* Begin Input records *

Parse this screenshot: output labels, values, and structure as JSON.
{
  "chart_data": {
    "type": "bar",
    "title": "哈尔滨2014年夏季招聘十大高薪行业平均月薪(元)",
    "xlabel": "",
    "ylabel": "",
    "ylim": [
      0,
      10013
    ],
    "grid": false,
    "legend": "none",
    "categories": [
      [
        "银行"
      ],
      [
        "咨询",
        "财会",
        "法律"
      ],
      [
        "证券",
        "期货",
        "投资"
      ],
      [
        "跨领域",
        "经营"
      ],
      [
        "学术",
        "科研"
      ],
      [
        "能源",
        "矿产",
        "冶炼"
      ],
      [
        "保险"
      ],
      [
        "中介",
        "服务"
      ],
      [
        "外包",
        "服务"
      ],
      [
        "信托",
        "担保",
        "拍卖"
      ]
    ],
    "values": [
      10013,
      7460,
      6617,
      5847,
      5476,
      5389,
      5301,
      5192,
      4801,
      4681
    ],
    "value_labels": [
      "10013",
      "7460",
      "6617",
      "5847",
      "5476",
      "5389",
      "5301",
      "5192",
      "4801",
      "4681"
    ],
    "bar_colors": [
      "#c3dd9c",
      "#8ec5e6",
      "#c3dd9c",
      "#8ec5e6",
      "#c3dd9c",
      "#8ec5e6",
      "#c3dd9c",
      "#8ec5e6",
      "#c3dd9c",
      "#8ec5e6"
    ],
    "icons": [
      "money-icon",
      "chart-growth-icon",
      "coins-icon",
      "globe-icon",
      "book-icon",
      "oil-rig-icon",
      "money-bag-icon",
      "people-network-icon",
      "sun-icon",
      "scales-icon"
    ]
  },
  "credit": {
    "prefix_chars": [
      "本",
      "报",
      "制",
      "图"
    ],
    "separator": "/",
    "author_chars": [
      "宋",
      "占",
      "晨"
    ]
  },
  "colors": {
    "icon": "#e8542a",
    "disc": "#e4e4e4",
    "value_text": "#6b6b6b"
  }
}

* End Input records *

_Exercise description:_
Please quote the data above in full, with no line missing.

_Task result:_
Parse this screenshot: output labels, values, and structure as JSON.
{
  "chart_data": {
    "type": "bar",
    "title": "哈尔滨2014年夏季招聘十大高薪行业平均月薪(元)",
    "xlabel": "",
    "ylabel": "",
    "ylim": [
      0,
      10013
    ],
    "grid": false,
    "legend": "none",
    "categories": [
      [
        "银行"
      ],
      [
        "咨询",
        "财会",
        "法律"
      ],
      [
        "证券",
        "期货",
        "投资"
      ],
      [
        "跨领域",
        "经营"
      ],
      [
        "学术",
        "科研"
      ],
      [
        "能源",
        "矿产",
        "冶炼"
      ],
      [
        "保险"
      ],
      [
        "中介",
        "服务"
      ],
      [
        "外包",
        "服务"
      ],
      [
        "信托",
        "担保",
        "拍卖"
      ]
    ],
    "values": [
      10013,
      7460,
      6617,
      5847,
      5476,
      5389,
      5301,
      5192,
      4801,
      4681
    ],
    "value_labels": [
      "10013",
      "7460",
      "6617",
      "5847",
      "5476",
      "5389",
      "5301",
      "5192",
      "4801",
      "4681"
    ],
    "bar_colors": [
      "#c3dd9c",
      "#8ec5e6",
      "#c3dd9c",
      "#8ec5e6",
      "#c3dd9c",
      "#8ec5e6",
      "#c3dd9c",
      "#8ec5e6",
      "#c3dd9c",
      "#8ec5e6"
    ],
    "icons": [
      "money-icon",
      "chart-growth-icon",
      "coins-icon",
      "globe-icon",
      "book-icon",
      "oil-rig-icon",
      "money-bag-icon",
      "people-network-icon",
      "sun-icon",
      "scales-icon"
    ]
  },
  "credit": {
    "prefix_chars": [
      "本",
      "报",
      "制",
      "图"
    ],
    "separator": "/",
    "author_chars": [
      "宋",
      "占",
      "晨"
    ]
  },
  "colors": {
    "icon": "#e8542a",
    "disc": "#e4e4e4",
    "value_text": "#6b6b6b"
  }
}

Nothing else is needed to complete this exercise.